BEGIN Entries shown

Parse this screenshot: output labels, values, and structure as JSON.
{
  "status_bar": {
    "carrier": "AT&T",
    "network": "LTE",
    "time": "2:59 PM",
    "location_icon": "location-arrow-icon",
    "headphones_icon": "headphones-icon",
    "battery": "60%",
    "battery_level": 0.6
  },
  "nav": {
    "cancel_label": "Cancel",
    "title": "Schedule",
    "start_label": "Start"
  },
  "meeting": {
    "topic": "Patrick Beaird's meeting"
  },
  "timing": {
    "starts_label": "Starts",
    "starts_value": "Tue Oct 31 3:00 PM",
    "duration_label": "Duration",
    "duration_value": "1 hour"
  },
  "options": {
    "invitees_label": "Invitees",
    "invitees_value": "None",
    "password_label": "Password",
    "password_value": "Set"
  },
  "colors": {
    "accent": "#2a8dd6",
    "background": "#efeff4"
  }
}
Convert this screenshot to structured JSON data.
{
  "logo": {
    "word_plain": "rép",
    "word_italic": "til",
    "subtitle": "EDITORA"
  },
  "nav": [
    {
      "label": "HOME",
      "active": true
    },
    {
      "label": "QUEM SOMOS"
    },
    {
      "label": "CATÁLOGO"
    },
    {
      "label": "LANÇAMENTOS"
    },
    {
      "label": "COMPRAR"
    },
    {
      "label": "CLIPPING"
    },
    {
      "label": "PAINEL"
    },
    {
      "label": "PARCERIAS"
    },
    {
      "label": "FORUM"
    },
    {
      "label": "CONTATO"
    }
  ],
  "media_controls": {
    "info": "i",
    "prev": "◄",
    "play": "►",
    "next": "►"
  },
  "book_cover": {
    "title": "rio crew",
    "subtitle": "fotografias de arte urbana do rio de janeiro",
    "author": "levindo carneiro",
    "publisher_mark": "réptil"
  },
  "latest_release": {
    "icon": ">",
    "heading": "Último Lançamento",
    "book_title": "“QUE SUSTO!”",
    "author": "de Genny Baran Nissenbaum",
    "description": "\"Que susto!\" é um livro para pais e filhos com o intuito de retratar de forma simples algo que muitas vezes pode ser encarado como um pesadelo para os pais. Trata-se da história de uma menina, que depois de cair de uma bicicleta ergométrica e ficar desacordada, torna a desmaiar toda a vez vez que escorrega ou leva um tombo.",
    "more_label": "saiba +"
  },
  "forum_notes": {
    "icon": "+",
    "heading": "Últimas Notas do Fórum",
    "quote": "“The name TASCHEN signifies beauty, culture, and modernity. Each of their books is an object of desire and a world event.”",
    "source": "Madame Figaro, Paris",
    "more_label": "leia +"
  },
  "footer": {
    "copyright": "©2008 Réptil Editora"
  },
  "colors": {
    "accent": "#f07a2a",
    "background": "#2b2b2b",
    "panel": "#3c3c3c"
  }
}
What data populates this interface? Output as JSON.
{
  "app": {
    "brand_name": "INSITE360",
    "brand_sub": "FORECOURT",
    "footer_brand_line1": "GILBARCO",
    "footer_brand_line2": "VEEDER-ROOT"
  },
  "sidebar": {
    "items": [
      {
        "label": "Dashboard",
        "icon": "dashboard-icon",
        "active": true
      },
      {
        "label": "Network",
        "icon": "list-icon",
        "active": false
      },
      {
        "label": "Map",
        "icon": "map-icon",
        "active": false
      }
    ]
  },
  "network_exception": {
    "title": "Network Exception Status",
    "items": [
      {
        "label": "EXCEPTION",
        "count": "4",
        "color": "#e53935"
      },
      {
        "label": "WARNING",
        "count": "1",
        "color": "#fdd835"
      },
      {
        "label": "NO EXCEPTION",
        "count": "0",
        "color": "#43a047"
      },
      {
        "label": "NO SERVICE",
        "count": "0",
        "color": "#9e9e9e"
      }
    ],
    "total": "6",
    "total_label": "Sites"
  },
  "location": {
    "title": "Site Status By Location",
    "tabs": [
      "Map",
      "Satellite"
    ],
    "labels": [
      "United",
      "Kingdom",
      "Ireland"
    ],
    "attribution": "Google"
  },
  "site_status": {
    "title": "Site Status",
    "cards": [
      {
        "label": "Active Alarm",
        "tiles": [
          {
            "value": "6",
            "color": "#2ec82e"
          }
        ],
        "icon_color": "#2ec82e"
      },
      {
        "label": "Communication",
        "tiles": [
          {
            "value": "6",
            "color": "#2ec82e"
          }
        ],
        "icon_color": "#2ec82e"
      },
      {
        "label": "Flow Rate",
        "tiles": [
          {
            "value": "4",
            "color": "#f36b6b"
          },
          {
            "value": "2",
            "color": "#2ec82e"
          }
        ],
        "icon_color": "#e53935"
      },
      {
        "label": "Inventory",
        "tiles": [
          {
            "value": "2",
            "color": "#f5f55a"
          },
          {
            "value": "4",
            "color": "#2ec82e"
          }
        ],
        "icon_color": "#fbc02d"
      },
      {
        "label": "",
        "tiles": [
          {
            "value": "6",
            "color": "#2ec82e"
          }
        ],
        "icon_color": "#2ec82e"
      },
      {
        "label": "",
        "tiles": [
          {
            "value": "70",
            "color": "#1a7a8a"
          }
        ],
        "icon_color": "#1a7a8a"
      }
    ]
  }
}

END Entries shown

Request: All of the records must be repeated exactly.

Task result:
Parse this screenshot: output labels, values, and structure as JSON.
{
  "status_bar": {
    "carrier": "AT&T",
    "network": "LTE",
    "time": "2:59 PM",
    "location_icon": "location-arrow-icon",
    "headphones_icon": "headphones-icon",
    "battery": "60%",
    "battery_level": 0.6
  },
  "nav": {
    "cancel_label": "Cancel",
    "title": "Schedule",
    "start_label": "Start"
  },
  "meeting": {
    "topic": "Patrick Beaird's meeting"
  },
  "timing": {
    "starts_label": "Starts",
    "starts_value": "Tue Oct 31 3:00 PM",
    "duration_label": "Duration",
    "duration_value": "1 hour"
  },
  "options": {
    "invitees_label": "Invitees",
    "invitees_value": "None",
    "password_label": "Password",
    "password_value": "Set"
  },
  "colors": {
    "accent": "#2a8dd6",
    "background": "#efeff4"
  }
}
Convert this screenshot to structured JSON data.
{
  "logo": {
    "word_plain": "rép",
    "word_italic": "til",
    "subtitle": "EDITORA"
  },
  "nav": [
    {
      "label": "HOME",
      "active": true
    },
    {
      "label": "QUEM SOMOS"
    },
    {
      "label": "CATÁLOGO"
    },
    {
      "label": "LANÇAMENTOS"
    },
    {
      "label": "COMPRAR"
    },
    {
      "label": "CLIPPING"
    },
    {
      "label": "PAINEL"
    },
    {
      "label": "PARCERIAS"
    },
    {
      "label": "FORUM"
    },
    {
      "label": "CONTATO"
    }
  ],
  "media_controls": {
    "info": "i",
    "prev": "◄",
    "play": "►",
    "next": "►"
  },
  "book_cover": {
    "title": "rio crew",
    "subtitle": "fotografias de arte urbana do rio de janeiro",
    "author": "levindo carneiro",
    "publisher_mark": "réptil"
  },
  "latest_release": {
    "icon": ">",
    "heading": "Último Lançamento",
    "book_title": "“QUE SUSTO!”",
    "author": "de Genny Baran Nissenbaum",
    "description": "\"Que susto!\" é um livro para pais e filhos com o intuito de retratar de forma simples algo que muitas vezes pode ser encarado como um pesadelo para os pais. Trata-se da história de uma menina, que depois de cair de uma bicicleta ergométrica e ficar desacordada, torna a desmaiar toda a vez vez que escorrega ou leva um tombo.",
    "more_label": "saiba +"
  },
  "forum_notes": {
    "icon": "+",
    "heading": "Últimas Notas do Fórum",
    "quote": "“The name TASCHEN signifies beauty, culture, and modernity. Each of their books is an object of desire and a world event.”",
    "source": "Madame Figaro, Paris",
    "more_label": "leia +"
  },
  "footer": {
    "copyright": "©2008 Réptil Editora"
  },
  "colors": {
    "accent": "#f07a2a",
    "background": "#2b2b2b",
    "panel": "#3c3c3c"
  }
}
What data populates this interface? Output as JSON.
{
  "app": {
    "brand_name": "INSITE360",
    "brand_sub": "FORECOURT",
    "footer_brand_line1": "GILBARCO",
    "footer_brand_line2": "VEEDER-ROOT"
  },
  "sidebar": {
    "items": [
      {
        "label": "Dashboard",
        "icon": "dashboard-icon",
        "active": true
      },
      {
        "label": "Network",
        "icon": "list-icon",
        "active": false
      },
      {
        "label": "Map",
        "icon": "map-icon",
        "active": false
      }
    ]
  },
  "network_exception": {
    "title": "Network Exception Status",
    "items": [
      {
        "label": "EXCEPTION",
        "count": "4",
        "color": "#e53935"
      },
      {
        "label": "WARNING",
        "count": "1",
        "color": "#fdd835"
      },
      {
        "label": "NO EXCEPTION",
        "count": "0",
        "color": "#43a047"
      },
      {
        "label": "NO SERVICE",
        "count": "0",
        "color": "#9e9e9e"
      }
    ],
    "total": "6",
    "total_label": "Sites"
  },
  "location": {
    "title": "Site Status By Location",
    "tabs": [
      "Map",
      "Satellite"
    ],
    "labels": [
      "United",
      "Kingdom",
      "Ireland"
    ],
    "attribution": "Google"
  },
  "site_status": {
    "title": "Site Status",
    "cards": [
      {
        "label": "Active Alarm",
        "tiles": [
          {
            "value": "6",
            "color": "#2ec82e"
          }
        ],
        "icon_color": "#2ec82e"
      },
      {
        "label": "Communication",
        "tiles": [
          {
            "value": "6",
            "color": "#2ec82e"
          }
        ],
        "icon_color": "#2ec82e"
      },
      {
        "label": "Flow Rate",
        "tiles": [
          {
            "value": "4",
            "color": "#f36b6b"
          },
          {
            "value": "2",
            "color": "#2ec82e"
          }
        ],
        "icon_color": "#e53935"
      },
      {
        "label": "Inventory",
        "tiles": [
          {
            "value": "2",
            "color": "#f5f55a"
          },
          {
            "value": "4",
            "color": "#2ec82e"
          }
        ],
        "icon_color": "#fbc02d"
      },
      {
        "label": "",
        "tiles": [
          {
            "value": "6",
            "color": "#2ec82e"
          }
        ],
        "icon_color": "#2ec82e"
      },
      {
        "label": "",
        "tiles": [
          {
            "value": "70",
            "color": "#1a7a8a"
          }
        ],
        "icon_color": "#1a7a8a"
      }
    ]
  }
}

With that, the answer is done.